> [Dataset entries]
----------------
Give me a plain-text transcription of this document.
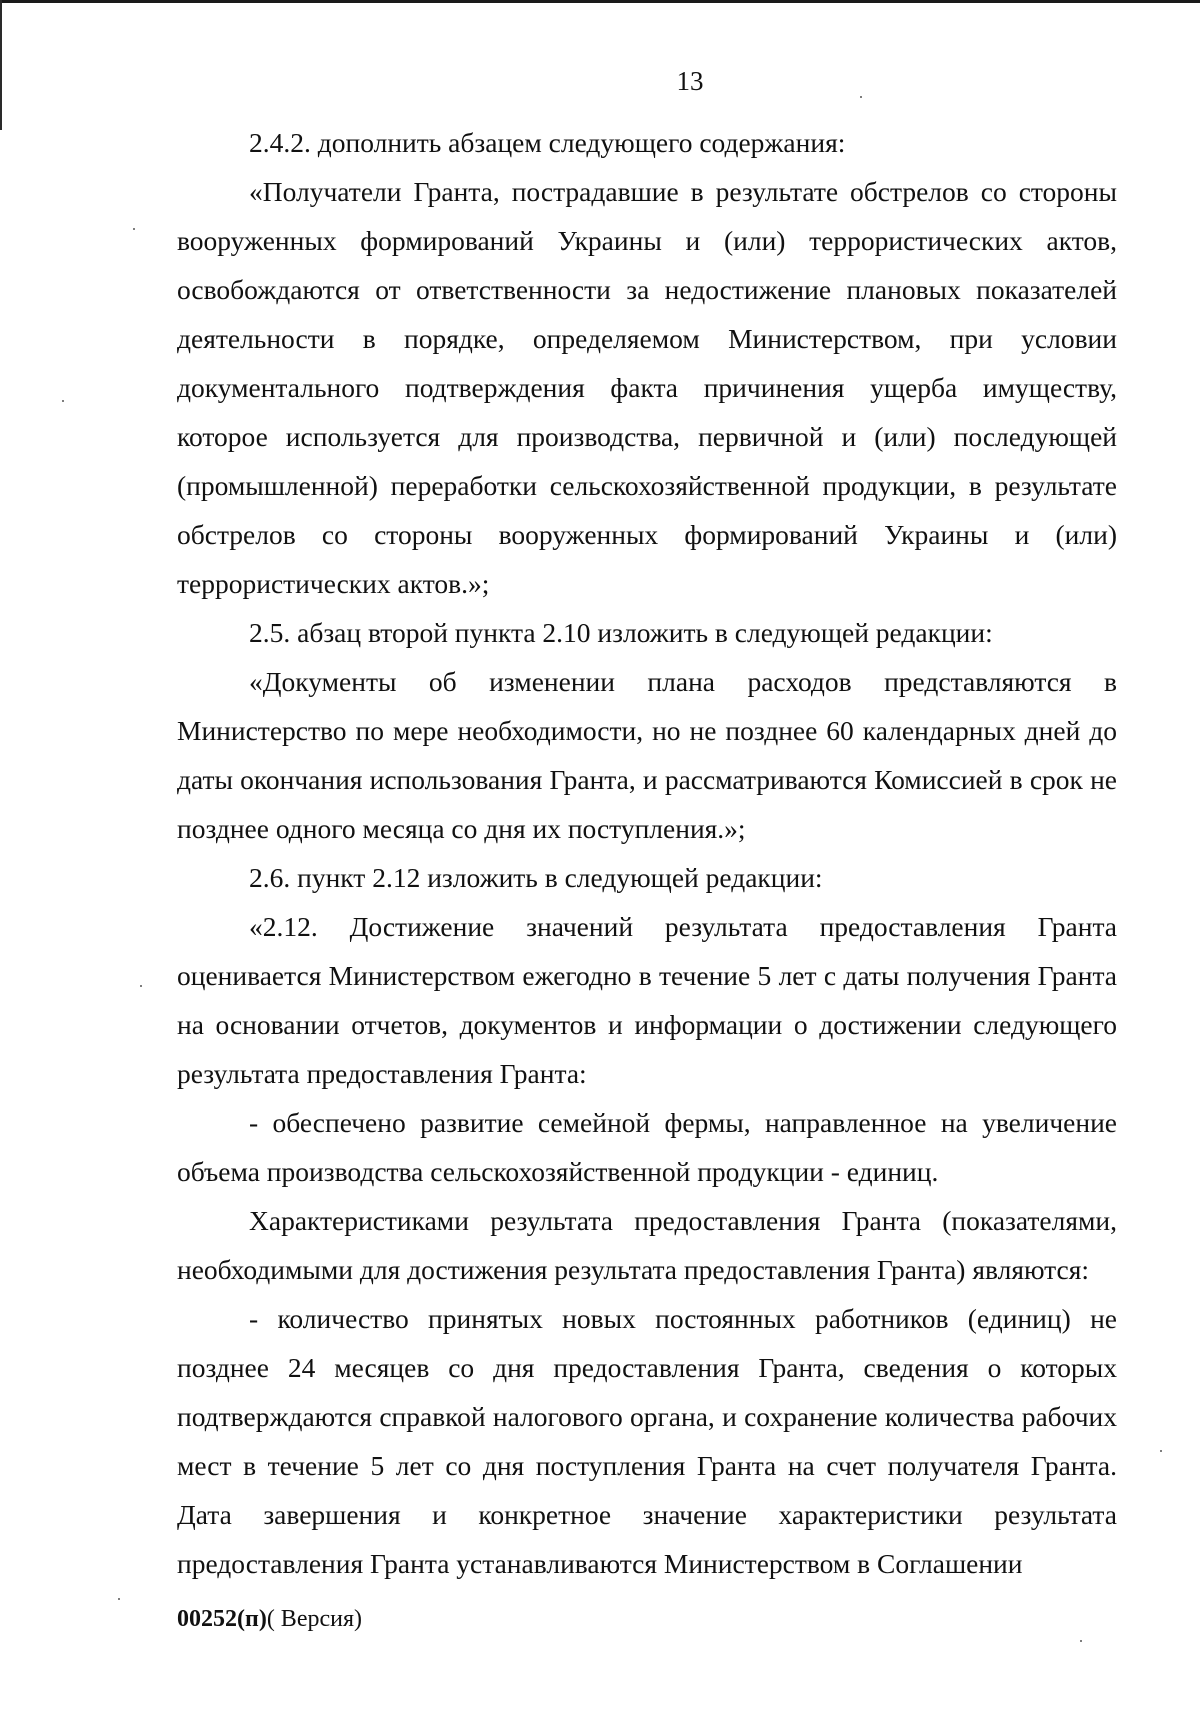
13

2.4.2. дополнить абзацем следующего содержания:

«Получатели Гранта, пострадавшие в результате обстрелов со стороны вооруженных формирований Украины и (или) террористических актов, освобождаются от ответственности за недостижение плановых показателей деятельности в порядке, определяемом Министерством, при условии документального подтверждения факта причинения ущерба имуществу, которое используется для производства, первичной и (или) последующей (промышленной) переработки сельскохозяйственной продукции, в результате обстрелов со стороны вооруженных формирований Украины и (или) террористических актов.»;

2.5. абзац второй пункта 2.10 изложить в следующей редакции:

«Документы об изменении плана расходов представляются в Министерство по мере необходимости, но не позднее 60 календарных дней до даты окончания использования Гранта, и рассматриваются Комиссией в срок не позднее одного месяца со дня их поступления.»;

2.6. пункт 2.12 изложить в следующей редакции:

«2.12. Достижение значений результата предоставления Гранта оценивается Министерством ежегодно в течение 5 лет с даты получения Гранта на основании отчетов, документов и информации о достижении следующего результата предоставления Гранта:

- обеспечено развитие семейной фермы, направленное на увеличение объема производства сельскохозяйственной продукции - единиц.

Характеристиками результата предоставления Гранта (показателями, необходимыми для достижения результата предоставления Гранта) являются:

- количество принятых новых постоянных работников (единиц) не позднее 24 месяцев со дня предоставления Гранта, сведения о которых подтверждаются справкой налогового органа, и сохранение количества рабочих мест в течение 5 лет со дня поступления Гранта на счет получателя Гранта. Дата завершения и конкретное значение характеристики результата предоставления Гранта устанавливаются Министерством в Соглашении

00252(п)( Версия)
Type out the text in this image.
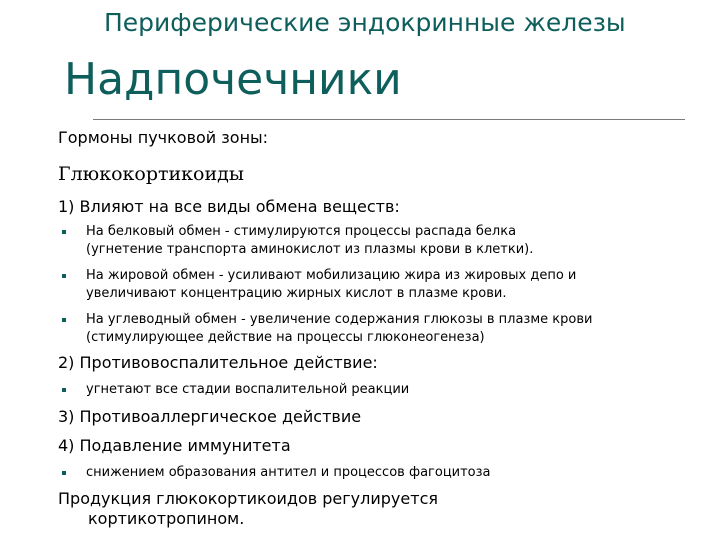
Периферические эндокринные железы
Надпочечники
Гормоны пучковой зоны:
Глюкокортикоиды
1) Влияют на все виды обмена веществ:
На белковый обмен - стимулируются процессы распада белка
(угнетение транспорта аминокислот из плазмы крови в клетки).
На жировой обмен - усиливают мобилизацию жира из жировых депо и
увеличивают концентрацию жирных кислот в плазме крови.
На углеводный обмен - увеличение содержания глюкозы в плазме крови
(стимулирующее действие на процессы глюконеогенеза)
2) Противовоспалительное действие:
угнетают все стадии воспалительной реакции
3) Противоаллергическое действие
4) Подавление иммунитета
снижением образования антител и процессов фагоцитоза
Продукция глюкокортикоидов регулируется
кортикотропином.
----------------
> [PROBLEM TO SOLVE] All of the lines above should be retyped precisely, apart from the pictures.

> [FINISHED TASK]
Give me a plain-text transcription of this document.
13

2.4.2. дополнить абзацем следующего содержания:

«Получатели Гранта, пострадавшие в результате обстрелов со стороны вооруженных формирований Украины и (или) террористических актов, освобождаются от ответственности за недостижение плановых показателей деятельности в порядке, определяемом Министерством, при условии документального подтверждения факта причинения ущерба имуществу, которое используется для производства, первичной и (или) последующей (промышленной) переработки сельскохозяйственной продукции, в результате обстрелов со стороны вооруженных формирований Украины и (или) террористических актов.»;

2.5. абзац второй пункта 2.10 изложить в следующей редакции:

«Документы об изменении плана расходов представляются в Министерство по мере необходимости, но не позднее 60 календарных дней до даты окончания использования Гранта, и рассматриваются Комиссией в срок не позднее одного месяца со дня их поступления.»;

2.6. пункт 2.12 изложить в следующей редакции:

«2.12. Достижение значений результата предоставления Гранта оценивается Министерством ежегодно в течение 5 лет с даты получения Гранта на основании отчетов, документов и информации о достижении следующего результата предоставления Гранта:

- обеспечено развитие семейной фермы, направленное на увеличение объема производства сельскохозяйственной продукции - единиц.

Характеристиками результата предоставления Гранта (показателями, необходимыми для достижения результата предоставления Гранта) являются:

- количество принятых новых постоянных работников (единиц) не позднее 24 месяцев со дня предоставления Гранта, сведения о которых подтверждаются справкой налогового органа, и сохранение количества рабочих мест в течение 5 лет со дня поступления Гранта на счет получателя Гранта. Дата завершения и конкретное значение характеристики результата предоставления Гранта устанавливаются Министерством в Соглашении

00252(п)( Версия)
Type out the text in this image.
Периферические эндокринные железы
Надпочечники
Гормоны пучковой зоны:
Глюкокортикоиды
1) Влияют на все виды обмена веществ:
На белковый обмен - стимулируются процессы распада белка
(угнетение транспорта аминокислот из плазмы крови в клетки).
На жировой обмен - усиливают мобилизацию жира из жировых депо и
увеличивают концентрацию жирных кислот в плазме крови.
На углеводный обмен - увеличение содержания глюкозы в плазме крови
(стимулирующее действие на процессы глюконеогенеза)
2) Противовоспалительное действие:
угнетают все стадии воспалительной реакции
3) Противоаллергическое действие
4) Подавление иммунитета
снижением образования антител и процессов фагоцитоза
Продукция глюкокортикоидов регулируется
кортикотропином.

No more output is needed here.